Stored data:
####

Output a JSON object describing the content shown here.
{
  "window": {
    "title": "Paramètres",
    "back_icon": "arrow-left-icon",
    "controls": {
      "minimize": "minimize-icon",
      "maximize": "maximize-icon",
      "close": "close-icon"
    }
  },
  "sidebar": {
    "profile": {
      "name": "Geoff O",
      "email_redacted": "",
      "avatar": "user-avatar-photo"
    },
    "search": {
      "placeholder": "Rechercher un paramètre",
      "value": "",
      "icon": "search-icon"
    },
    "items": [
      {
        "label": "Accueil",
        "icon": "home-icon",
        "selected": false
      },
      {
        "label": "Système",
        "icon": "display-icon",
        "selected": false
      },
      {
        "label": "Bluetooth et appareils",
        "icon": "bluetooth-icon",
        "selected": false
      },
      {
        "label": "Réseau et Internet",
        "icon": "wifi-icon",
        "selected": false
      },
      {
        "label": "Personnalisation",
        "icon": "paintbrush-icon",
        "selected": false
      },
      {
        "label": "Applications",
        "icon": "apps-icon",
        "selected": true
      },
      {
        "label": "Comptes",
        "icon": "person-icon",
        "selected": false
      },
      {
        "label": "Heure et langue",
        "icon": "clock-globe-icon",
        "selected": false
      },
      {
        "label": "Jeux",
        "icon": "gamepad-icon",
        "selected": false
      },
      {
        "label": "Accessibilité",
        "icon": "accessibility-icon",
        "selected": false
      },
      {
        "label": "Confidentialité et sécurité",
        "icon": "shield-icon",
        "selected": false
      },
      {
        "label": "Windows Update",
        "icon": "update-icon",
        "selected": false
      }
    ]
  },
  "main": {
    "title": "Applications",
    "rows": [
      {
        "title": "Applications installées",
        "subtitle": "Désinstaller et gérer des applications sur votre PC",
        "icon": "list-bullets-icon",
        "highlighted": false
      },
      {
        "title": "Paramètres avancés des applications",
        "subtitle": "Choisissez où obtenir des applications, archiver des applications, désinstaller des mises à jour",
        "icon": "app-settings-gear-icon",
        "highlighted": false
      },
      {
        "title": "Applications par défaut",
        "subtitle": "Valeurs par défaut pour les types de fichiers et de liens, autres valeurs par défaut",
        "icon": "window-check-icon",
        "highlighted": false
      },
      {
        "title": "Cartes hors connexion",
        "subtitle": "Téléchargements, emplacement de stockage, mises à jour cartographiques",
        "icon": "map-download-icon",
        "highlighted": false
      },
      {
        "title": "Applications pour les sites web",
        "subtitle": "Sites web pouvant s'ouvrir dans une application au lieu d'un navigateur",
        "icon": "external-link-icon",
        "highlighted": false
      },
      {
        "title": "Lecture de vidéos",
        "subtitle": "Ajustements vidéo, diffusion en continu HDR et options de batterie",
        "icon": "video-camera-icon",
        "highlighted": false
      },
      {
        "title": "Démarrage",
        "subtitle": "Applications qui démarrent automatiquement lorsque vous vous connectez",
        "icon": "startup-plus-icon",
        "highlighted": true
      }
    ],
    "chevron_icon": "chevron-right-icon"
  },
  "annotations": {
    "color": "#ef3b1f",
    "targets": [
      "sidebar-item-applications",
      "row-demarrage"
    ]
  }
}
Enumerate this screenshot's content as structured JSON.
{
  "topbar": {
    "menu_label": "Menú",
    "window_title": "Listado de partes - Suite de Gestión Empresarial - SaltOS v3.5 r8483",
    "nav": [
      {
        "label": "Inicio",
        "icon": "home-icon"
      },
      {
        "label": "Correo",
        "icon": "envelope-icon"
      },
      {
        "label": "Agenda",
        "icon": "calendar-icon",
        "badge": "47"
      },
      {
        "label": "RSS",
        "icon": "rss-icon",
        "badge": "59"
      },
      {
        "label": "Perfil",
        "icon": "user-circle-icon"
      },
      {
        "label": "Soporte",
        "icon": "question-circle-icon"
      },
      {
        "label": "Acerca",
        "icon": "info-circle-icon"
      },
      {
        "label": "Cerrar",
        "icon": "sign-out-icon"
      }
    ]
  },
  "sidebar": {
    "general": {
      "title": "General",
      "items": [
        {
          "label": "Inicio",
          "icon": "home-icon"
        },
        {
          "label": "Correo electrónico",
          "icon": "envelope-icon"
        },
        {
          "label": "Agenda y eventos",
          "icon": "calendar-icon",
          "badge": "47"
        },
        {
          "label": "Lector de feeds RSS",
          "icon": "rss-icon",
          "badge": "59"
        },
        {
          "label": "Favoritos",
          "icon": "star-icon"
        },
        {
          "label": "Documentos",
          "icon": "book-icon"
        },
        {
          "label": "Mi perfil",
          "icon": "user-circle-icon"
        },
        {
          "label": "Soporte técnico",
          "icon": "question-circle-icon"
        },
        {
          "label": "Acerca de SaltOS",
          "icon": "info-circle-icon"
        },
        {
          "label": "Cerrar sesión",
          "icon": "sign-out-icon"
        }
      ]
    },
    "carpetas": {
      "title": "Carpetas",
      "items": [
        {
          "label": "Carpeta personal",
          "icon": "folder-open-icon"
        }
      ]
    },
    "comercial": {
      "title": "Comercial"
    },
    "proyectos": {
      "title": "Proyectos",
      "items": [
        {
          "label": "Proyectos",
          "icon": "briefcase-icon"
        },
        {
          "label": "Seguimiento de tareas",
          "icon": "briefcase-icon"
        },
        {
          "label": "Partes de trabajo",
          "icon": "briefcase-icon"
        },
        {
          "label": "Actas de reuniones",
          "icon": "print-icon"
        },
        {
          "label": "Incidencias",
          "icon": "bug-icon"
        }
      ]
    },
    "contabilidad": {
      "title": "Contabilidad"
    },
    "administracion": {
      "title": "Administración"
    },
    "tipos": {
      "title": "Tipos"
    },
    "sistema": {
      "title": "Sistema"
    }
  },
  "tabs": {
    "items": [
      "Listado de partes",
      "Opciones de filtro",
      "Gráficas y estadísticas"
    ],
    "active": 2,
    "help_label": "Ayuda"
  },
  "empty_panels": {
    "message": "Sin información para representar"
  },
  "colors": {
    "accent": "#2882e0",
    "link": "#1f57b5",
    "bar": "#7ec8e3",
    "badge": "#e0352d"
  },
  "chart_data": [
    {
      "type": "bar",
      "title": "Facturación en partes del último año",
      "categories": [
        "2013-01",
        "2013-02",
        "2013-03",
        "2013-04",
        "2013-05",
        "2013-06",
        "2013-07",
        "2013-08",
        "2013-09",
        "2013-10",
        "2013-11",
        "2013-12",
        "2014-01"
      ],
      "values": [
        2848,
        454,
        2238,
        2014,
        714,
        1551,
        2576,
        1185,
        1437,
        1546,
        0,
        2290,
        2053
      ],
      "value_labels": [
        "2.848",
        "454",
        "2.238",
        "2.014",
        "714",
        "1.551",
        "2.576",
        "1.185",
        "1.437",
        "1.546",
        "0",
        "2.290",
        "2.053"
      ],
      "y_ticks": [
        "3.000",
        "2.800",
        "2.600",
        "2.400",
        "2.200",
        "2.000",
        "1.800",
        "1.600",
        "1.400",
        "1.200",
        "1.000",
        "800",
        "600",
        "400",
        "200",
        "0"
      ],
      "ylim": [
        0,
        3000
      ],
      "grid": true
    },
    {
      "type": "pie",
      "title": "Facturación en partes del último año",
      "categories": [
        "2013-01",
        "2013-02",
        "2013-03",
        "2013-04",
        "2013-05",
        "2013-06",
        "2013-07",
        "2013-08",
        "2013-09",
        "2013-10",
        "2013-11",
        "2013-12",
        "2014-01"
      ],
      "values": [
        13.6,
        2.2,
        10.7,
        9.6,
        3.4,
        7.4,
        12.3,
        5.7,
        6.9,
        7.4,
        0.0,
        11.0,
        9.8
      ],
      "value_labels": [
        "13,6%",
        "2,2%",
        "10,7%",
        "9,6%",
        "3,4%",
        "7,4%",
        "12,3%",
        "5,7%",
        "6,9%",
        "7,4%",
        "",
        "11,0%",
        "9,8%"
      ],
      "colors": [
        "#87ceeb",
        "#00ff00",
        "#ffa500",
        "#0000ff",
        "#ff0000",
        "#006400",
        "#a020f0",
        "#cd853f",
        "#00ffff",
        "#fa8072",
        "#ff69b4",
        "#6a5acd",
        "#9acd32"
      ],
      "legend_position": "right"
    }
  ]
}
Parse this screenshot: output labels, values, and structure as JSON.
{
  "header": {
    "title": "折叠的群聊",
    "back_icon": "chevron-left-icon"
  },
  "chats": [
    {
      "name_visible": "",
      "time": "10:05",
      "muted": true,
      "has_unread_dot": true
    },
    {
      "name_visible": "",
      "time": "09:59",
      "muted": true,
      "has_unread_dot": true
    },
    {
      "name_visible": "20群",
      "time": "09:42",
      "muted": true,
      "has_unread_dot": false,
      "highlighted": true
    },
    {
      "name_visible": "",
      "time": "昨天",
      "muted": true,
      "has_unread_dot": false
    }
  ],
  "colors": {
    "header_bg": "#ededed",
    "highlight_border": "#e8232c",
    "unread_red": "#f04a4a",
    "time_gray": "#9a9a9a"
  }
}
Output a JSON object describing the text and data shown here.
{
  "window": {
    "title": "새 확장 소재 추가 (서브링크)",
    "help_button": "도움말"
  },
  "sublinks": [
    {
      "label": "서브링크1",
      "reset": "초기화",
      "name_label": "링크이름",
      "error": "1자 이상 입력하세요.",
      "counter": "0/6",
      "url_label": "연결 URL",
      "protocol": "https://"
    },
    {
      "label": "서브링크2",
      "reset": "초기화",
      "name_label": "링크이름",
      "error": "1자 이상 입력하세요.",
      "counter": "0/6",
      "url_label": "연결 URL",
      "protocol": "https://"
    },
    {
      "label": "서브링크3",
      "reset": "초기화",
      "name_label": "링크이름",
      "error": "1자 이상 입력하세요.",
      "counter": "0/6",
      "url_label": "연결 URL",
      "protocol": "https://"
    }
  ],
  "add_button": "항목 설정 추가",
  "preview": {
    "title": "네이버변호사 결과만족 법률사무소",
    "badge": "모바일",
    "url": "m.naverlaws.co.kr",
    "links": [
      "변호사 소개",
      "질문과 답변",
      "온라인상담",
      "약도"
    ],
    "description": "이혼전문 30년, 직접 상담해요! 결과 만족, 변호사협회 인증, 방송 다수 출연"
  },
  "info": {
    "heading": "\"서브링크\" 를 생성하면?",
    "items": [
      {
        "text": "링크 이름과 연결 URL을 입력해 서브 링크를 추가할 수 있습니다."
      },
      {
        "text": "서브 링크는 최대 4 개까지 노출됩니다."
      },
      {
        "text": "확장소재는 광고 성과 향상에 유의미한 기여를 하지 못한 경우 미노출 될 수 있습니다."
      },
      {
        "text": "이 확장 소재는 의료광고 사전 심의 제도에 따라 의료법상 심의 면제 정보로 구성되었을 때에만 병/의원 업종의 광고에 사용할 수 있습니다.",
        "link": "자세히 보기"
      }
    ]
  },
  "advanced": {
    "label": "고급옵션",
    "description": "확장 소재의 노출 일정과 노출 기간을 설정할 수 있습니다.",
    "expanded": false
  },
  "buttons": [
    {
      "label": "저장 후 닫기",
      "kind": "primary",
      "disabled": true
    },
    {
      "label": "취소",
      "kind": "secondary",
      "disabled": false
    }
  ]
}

####

REQUIRED TASK:
Review the material and copy each line in which the word "right" appears.

RESULT OF THIS TASK:
    "chevron_icon": "chevron-right-icon"
      "legend_position": "right"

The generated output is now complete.